START Exercise inputs

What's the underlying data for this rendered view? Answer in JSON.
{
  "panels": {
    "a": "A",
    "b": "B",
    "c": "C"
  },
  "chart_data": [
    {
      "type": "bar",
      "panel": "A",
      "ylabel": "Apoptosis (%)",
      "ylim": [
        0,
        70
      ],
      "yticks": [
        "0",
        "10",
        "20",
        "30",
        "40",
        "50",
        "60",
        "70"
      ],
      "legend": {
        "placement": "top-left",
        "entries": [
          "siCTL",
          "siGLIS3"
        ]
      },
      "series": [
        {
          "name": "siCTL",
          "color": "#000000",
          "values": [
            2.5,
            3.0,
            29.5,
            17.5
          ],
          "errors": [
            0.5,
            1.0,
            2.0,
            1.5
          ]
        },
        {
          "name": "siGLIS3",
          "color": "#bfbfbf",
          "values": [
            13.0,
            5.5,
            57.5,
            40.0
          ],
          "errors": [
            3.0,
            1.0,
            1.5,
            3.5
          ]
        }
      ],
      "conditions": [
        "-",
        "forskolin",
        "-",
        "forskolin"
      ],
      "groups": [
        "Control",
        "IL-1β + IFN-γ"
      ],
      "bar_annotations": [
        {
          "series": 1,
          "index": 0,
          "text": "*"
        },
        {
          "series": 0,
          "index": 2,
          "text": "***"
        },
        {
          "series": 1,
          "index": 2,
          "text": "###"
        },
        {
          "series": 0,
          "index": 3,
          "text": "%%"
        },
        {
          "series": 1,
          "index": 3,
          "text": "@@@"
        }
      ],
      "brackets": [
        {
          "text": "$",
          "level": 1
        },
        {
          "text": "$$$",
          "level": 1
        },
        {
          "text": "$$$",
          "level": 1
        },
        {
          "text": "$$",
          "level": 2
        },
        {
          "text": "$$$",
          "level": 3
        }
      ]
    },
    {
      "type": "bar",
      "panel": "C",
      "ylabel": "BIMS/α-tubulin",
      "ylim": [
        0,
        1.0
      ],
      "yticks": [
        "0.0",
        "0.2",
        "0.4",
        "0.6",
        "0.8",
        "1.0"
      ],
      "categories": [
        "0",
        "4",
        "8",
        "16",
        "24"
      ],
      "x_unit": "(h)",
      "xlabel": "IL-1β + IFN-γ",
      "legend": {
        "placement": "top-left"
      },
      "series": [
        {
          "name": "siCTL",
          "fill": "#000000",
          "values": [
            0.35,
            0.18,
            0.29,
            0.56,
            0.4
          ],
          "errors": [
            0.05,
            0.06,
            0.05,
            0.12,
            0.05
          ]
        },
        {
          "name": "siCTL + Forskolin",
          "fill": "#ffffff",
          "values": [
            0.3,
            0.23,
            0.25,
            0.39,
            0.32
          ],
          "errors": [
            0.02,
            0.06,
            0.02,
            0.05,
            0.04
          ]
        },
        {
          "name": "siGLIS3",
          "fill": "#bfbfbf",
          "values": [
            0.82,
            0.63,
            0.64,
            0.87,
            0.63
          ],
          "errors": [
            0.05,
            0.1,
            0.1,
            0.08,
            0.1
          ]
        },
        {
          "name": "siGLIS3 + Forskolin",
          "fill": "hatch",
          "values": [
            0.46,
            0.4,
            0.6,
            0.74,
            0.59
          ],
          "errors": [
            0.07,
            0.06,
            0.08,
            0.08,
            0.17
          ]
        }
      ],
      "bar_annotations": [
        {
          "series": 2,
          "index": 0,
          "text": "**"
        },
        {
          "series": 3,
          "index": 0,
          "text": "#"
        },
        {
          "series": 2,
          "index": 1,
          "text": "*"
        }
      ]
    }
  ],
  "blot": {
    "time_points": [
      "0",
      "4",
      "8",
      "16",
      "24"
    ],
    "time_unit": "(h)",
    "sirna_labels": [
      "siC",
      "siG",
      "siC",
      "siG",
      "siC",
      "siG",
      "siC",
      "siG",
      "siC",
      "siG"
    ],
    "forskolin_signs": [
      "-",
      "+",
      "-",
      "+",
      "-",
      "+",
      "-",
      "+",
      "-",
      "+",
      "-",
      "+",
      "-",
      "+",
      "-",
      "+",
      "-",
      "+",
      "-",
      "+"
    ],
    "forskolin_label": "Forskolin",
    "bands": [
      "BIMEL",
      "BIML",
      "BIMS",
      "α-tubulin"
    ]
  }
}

END Exercise inputs

What you have to do
Word for word, restate all of the data shown above.

Task result
What's the underlying data for this rendered view? Answer in JSON.
{
  "panels": {
    "a": "A",
    "b": "B",
    "c": "C"
  },
  "chart_data": [
    {
      "type": "bar",
      "panel": "A",
      "ylabel": "Apoptosis (%)",
      "ylim": [
        0,
        70
      ],
      "yticks": [
        "0",
        "10",
        "20",
        "30",
        "40",
        "50",
        "60",
        "70"
      ],
      "legend": {
        "placement": "top-left",
        "entries": [
          "siCTL",
          "siGLIS3"
        ]
      },
      "series": [
        {
          "name": "siCTL",
          "color": "#000000",
          "values": [
            2.5,
            3.0,
            29.5,
            17.5
          ],
          "errors": [
            0.5,
            1.0,
            2.0,
            1.5
          ]
        },
        {
          "name": "siGLIS3",
          "color": "#bfbfbf",
          "values": [
            13.0,
            5.5,
            57.5,
            40.0
          ],
          "errors": [
            3.0,
            1.0,
            1.5,
            3.5
          ]
        }
      ],
      "conditions": [
        "-",
        "forskolin",
        "-",
        "forskolin"
      ],
      "groups": [
        "Control",
        "IL-1β + IFN-γ"
      ],
      "bar_annotations": [
        {
          "series": 1,
          "index": 0,
          "text": "*"
        },
        {
          "series": 0,
          "index": 2,
          "text": "***"
        },
        {
          "series": 1,
          "index": 2,
          "text": "###"
        },
        {
          "series": 0,
          "index": 3,
          "text": "%%"
        },
        {
          "series": 1,
          "index": 3,
          "text": "@@@"
        }
      ],
      "brackets": [
        {
          "text": "$",
          "level": 1
        },
        {
          "text": "$$$",
          "level": 1
        },
        {
          "text": "$$$",
          "level": 1
        },
        {
          "text": "$$",
          "level": 2
        },
        {
          "text": "$$$",
          "level": 3
        }
      ]
    },
    {
      "type": "bar",
      "panel": "C",
      "ylabel": "BIMS/α-tubulin",
      "ylim": [
        0,
        1.0
      ],
      "yticks": [
        "0.0",
        "0.2",
        "0.4",
        "0.6",
        "0.8",
        "1.0"
      ],
      "categories": [
        "0",
        "4",
        "8",
        "16",
        "24"
      ],
      "x_unit": "(h)",
      "xlabel": "IL-1β + IFN-γ",
      "legend": {
        "placement": "top-left"
      },
      "series": [
        {
          "name": "siCTL",
          "fill": "#000000",
          "values": [
            0.35,
            0.18,
            0.29,
            0.56,
            0.4
          ],
          "errors": [
            0.05,
            0.06,
            0.05,
            0.12,
            0.05
          ]
        },
        {
          "name": "siCTL + Forskolin",
          "fill": "#ffffff",
          "values": [
            0.3,
            0.23,
            0.25,
            0.39,
            0.32
          ],
          "errors": [
            0.02,
            0.06,
            0.02,
            0.05,
            0.04
          ]
        },
        {
          "name": "siGLIS3",
          "fill": "#bfbfbf",
          "values": [
            0.82,
            0.63,
            0.64,
            0.87,
            0.63
          ],
          "errors": [
            0.05,
            0.1,
            0.1,
            0.08,
            0.1
          ]
        },
        {
          "name": "siGLIS3 + Forskolin",
          "fill": "hatch",
          "values": [
            0.46,
            0.4,
            0.6,
            0.74,
            0.59
          ],
          "errors": [
            0.07,
            0.06,
            0.08,
            0.08,
            0.17
          ]
        }
      ],
      "bar_annotations": [
        {
          "series": 2,
          "index": 0,
          "text": "**"
        },
        {
          "series": 3,
          "index": 0,
          "text": "#"
        },
        {
          "series": 2,
          "index": 1,
          "text": "*"
        }
      ]
    }
  ],
  "blot": {
    "time_points": [
      "0",
      "4",
      "8",
      "16",
      "24"
    ],
    "time_unit": "(h)",
    "sirna_labels": [
      "siC",
      "siG",
      "siC",
      "siG",
      "siC",
      "siG",
      "siC",
      "siG",
      "siC",
      "siG"
    ],
    "forskolin_signs": [
      "-",
      "+",
      "-",
      "+",
      "-",
      "+",
      "-",
      "+",
      "-",
      "+",
      "-",
      "+",
      "-",
      "+",
      "-",
      "+",
      "-",
      "+",
      "-",
      "+"
    ],
    "forskolin_label": "Forskolin",
    "bands": [
      "BIMEL",
      "BIML",
      "BIMS",
      "α-tubulin"
    ]
  }
}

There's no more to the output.